Across the listing below, count the lines that mention the string "kendaraan". Reply with the figure only.

Data entries:
********

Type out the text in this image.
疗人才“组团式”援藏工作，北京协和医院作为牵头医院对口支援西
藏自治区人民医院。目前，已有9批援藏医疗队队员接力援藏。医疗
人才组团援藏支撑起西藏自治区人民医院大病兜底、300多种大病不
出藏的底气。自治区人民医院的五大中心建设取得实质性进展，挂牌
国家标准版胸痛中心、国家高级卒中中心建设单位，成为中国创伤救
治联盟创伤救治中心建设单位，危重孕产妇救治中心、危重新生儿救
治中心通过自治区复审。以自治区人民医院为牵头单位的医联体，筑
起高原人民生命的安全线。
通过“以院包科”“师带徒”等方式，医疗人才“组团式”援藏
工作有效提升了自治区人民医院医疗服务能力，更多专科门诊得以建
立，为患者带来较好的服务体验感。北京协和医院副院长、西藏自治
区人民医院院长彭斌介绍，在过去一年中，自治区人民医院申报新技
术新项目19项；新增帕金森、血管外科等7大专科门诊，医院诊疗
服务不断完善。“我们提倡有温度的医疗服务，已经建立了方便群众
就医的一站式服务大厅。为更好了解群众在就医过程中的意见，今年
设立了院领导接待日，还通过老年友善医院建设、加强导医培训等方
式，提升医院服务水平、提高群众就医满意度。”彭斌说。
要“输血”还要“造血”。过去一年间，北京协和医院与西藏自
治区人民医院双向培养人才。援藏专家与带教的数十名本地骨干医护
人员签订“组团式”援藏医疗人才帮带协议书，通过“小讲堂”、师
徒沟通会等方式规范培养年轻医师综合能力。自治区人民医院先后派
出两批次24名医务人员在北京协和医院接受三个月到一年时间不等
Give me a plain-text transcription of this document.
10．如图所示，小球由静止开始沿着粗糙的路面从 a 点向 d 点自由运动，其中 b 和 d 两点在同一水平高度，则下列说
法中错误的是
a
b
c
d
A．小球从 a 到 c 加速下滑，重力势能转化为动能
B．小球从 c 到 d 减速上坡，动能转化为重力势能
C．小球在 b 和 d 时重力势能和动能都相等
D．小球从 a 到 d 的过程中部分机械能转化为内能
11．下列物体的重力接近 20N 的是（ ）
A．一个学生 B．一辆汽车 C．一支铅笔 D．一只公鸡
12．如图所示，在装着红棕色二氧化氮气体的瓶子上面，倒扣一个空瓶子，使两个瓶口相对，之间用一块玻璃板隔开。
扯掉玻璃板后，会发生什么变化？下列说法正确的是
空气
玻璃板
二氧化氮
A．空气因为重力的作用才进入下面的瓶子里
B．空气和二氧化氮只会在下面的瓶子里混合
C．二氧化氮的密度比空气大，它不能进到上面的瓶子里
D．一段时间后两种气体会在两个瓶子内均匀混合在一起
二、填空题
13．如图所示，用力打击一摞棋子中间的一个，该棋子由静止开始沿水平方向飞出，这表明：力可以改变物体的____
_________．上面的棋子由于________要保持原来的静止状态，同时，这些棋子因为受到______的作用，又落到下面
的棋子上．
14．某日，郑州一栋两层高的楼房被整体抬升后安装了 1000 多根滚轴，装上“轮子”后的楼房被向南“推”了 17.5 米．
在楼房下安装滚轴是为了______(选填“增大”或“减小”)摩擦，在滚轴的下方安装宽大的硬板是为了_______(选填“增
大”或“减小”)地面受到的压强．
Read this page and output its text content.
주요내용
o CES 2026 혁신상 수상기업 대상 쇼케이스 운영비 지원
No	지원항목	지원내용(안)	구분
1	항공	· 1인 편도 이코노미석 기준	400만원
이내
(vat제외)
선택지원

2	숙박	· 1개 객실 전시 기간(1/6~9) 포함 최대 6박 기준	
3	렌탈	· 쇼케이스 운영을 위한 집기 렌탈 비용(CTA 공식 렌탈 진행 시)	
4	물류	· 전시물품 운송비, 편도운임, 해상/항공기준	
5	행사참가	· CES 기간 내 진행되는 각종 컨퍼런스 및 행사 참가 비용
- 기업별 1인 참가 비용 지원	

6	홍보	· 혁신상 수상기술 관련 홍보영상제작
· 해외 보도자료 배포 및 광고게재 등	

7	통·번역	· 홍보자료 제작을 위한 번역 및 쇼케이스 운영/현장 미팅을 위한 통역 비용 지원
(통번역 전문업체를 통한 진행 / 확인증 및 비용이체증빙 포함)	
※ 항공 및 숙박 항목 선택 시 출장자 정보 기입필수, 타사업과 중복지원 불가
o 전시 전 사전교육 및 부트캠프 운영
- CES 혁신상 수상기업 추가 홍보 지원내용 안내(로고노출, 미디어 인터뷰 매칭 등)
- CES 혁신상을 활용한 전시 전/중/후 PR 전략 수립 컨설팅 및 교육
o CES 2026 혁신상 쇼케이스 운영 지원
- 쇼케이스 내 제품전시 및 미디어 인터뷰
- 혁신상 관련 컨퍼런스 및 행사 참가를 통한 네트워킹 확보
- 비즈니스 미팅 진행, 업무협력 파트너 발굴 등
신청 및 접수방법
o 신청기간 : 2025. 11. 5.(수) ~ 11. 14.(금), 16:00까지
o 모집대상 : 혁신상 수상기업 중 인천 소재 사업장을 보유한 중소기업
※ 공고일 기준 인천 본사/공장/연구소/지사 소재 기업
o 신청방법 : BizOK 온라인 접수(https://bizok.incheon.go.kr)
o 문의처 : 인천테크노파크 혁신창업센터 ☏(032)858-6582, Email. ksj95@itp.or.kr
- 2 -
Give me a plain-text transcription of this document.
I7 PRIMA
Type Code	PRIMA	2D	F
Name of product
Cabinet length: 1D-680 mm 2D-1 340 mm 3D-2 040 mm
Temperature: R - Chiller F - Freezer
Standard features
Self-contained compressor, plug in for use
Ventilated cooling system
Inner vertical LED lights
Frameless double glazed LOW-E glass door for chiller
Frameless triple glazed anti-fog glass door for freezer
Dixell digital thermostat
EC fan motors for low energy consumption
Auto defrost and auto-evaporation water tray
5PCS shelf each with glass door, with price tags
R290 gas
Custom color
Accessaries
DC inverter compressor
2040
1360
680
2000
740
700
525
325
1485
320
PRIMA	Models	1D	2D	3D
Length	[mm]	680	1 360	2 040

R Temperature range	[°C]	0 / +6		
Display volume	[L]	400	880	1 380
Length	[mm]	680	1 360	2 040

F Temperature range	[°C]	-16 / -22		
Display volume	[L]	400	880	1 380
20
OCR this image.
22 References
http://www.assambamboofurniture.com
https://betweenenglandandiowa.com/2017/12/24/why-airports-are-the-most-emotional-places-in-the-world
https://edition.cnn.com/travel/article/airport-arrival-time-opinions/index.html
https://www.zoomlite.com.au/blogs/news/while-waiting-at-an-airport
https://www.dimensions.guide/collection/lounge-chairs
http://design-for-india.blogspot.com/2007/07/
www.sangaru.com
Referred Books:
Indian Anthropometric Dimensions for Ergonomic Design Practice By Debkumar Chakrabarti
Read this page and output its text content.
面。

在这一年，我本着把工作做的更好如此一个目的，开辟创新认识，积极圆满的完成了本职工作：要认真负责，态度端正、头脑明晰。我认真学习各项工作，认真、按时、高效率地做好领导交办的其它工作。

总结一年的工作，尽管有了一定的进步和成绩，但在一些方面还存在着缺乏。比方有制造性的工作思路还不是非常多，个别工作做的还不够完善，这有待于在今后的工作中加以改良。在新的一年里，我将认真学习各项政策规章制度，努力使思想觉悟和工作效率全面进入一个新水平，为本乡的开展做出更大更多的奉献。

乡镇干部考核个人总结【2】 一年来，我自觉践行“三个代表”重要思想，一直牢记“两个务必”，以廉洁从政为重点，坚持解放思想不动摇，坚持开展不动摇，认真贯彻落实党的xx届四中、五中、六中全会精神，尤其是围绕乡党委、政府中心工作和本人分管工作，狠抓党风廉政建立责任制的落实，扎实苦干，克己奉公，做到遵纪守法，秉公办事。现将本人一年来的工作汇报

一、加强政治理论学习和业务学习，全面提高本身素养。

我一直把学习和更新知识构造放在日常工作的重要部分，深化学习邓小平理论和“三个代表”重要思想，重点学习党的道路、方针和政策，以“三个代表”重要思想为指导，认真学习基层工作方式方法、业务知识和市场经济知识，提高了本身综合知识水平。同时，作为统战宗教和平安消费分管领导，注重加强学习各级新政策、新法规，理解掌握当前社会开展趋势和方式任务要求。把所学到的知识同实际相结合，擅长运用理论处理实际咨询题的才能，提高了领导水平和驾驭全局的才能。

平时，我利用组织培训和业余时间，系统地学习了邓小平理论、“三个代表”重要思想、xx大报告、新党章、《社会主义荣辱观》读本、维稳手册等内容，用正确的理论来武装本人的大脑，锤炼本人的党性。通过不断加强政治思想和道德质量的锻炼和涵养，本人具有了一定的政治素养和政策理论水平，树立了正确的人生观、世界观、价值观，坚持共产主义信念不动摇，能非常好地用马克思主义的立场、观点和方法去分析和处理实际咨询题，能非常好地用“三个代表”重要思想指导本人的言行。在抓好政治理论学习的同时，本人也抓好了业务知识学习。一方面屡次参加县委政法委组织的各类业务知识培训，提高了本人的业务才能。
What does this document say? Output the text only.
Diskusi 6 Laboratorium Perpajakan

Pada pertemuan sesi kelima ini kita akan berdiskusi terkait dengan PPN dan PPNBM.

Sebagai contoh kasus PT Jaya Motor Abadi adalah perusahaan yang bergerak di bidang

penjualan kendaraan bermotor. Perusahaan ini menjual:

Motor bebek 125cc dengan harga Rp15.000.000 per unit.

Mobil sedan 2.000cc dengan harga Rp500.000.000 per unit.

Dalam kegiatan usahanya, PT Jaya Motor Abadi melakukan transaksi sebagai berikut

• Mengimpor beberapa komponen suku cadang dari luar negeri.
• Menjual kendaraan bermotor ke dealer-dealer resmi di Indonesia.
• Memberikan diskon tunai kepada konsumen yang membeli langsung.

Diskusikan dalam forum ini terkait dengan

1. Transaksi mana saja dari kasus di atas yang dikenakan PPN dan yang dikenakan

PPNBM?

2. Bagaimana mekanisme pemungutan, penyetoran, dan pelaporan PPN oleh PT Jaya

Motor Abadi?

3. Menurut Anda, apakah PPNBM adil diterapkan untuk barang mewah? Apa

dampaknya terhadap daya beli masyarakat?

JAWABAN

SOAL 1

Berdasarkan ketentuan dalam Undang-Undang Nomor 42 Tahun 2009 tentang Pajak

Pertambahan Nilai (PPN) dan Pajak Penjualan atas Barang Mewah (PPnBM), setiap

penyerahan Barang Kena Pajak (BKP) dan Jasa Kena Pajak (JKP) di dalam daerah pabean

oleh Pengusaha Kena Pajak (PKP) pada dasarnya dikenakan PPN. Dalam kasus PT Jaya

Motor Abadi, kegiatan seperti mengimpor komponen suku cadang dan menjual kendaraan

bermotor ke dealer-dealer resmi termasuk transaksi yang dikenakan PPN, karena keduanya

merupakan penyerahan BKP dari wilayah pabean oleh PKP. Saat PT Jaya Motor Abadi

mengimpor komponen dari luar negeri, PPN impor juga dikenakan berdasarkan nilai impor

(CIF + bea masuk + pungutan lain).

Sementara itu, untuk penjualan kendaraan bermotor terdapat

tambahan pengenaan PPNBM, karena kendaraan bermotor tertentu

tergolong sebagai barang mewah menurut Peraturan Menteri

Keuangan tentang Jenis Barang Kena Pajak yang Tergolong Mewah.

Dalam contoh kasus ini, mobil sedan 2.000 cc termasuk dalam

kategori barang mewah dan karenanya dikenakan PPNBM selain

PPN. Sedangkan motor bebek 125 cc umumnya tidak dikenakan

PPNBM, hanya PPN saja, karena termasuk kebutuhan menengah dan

********

FINISHED ANSWER:
5